AIM –
Can the data below be set down again exactly, line for line?

RECORDS PROVIDED –
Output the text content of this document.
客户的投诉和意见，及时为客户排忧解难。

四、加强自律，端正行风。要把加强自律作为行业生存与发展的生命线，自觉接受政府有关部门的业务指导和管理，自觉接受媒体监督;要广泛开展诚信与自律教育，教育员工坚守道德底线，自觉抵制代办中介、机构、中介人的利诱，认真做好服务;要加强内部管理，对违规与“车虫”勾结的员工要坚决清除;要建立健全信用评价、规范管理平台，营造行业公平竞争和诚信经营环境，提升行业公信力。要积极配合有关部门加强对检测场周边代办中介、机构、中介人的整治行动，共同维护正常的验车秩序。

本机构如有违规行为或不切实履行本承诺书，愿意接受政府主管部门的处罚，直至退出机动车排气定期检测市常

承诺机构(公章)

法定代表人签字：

WORKED ANSWER –
Output the text content of this document.
客户的投诉和意见，及时为客户排忧解难。

四、加强自律，端正行风。要把加强自律作为行业生存与发展的生命线，自觉接受政府有关部门的业务指导和管理，自觉接受媒体监督;要广泛开展诚信与自律教育，教育员工坚守道德底线，自觉抵制代办中介、机构、中介人的利诱，认真做好服务;要加强内部管理，对违规与“车虫”勾结的员工要坚决清除;要建立健全信用评价、规范管理平台，营造行业公平竞争和诚信经营环境，提升行业公信力。要积极配合有关部门加强对检测场周边代办中介、机构、中介人的整治行动，共同维护正常的验车秩序。

本机构如有违规行为或不切实履行本承诺书，愿意接受政府主管部门的处罚，直至退出机动车排气定期检测市常

承诺机构(公章)

法定代表人签字：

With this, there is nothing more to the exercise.